- **Exercise task**
Among the lines below, count those with "name". Give only the number.

[Excerpts from a figure dataset]
----------
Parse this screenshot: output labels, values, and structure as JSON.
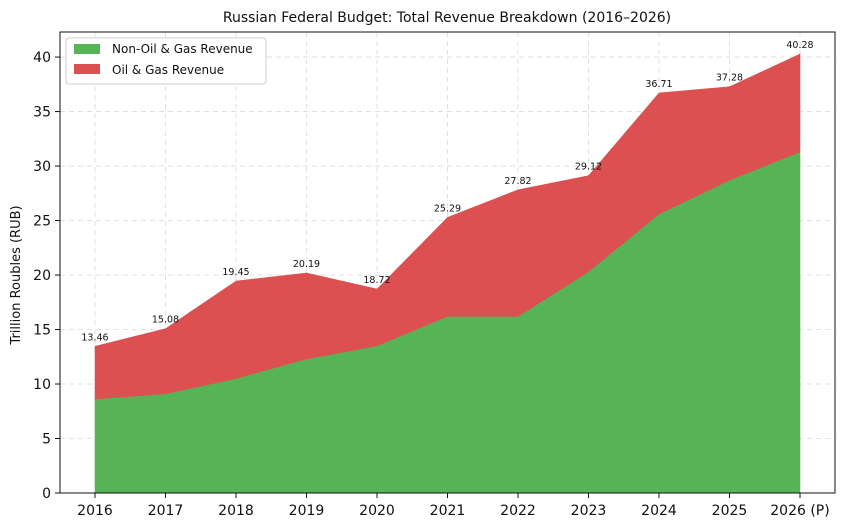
{
  "chart_data": {
    "type": "area",
    "stacked": true,
    "title": "Russian Federal Budget: Total Revenue Breakdown (2016–2026)",
    "xlabel": "",
    "ylabel": "Trillion Roubles (RUB)",
    "categories": [
      "2016",
      "2017",
      "2018",
      "2019",
      "2020",
      "2021",
      "2022",
      "2023",
      "2024",
      "2025",
      "2026 (P)"
    ],
    "series": [
      {
        "name": "Non-Oil & Gas Revenue",
        "color": "#56b356",
        "values": [
          8.62,
          9.1,
          10.5,
          12.3,
          13.5,
          16.2,
          16.2,
          20.3,
          25.6,
          28.7,
          31.3
        ]
      },
      {
        "name": "Oil & Gas Revenue",
        "color": "#dc5051",
        "values": [
          4.84,
          5.98,
          8.95,
          7.89,
          5.22,
          9.09,
          11.62,
          8.82,
          11.11,
          8.58,
          8.98
        ]
      }
    ],
    "totals": [
      13.46,
      15.08,
      19.45,
      20.19,
      18.72,
      25.29,
      27.82,
      29.12,
      36.71,
      37.28,
      40.28
    ],
    "total_labels": [
      "13.46",
      "15.08",
      "19.45",
      "20.19",
      "18.72",
      "25.29",
      "27.82",
      "29.12",
      "36.71",
      "37.28",
      "40.28"
    ],
    "ylim": [
      0,
      42.3
    ],
    "yticks": [
      0,
      5,
      10,
      15,
      20,
      25,
      30,
      35,
      40
    ],
    "grid": true,
    "legend_position": "top-left"
  }
}
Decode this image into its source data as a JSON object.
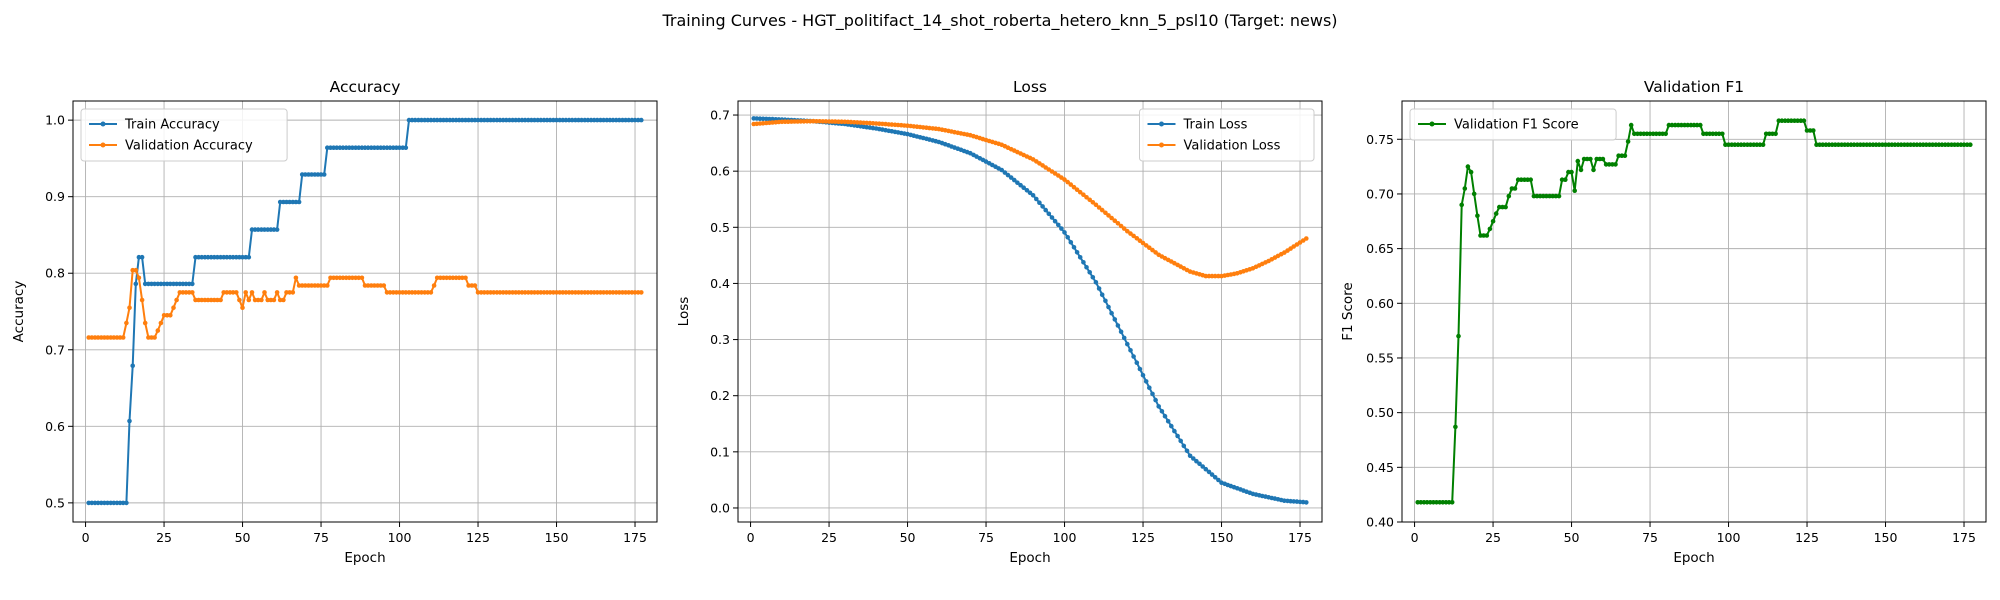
----------
- **Correct output**
2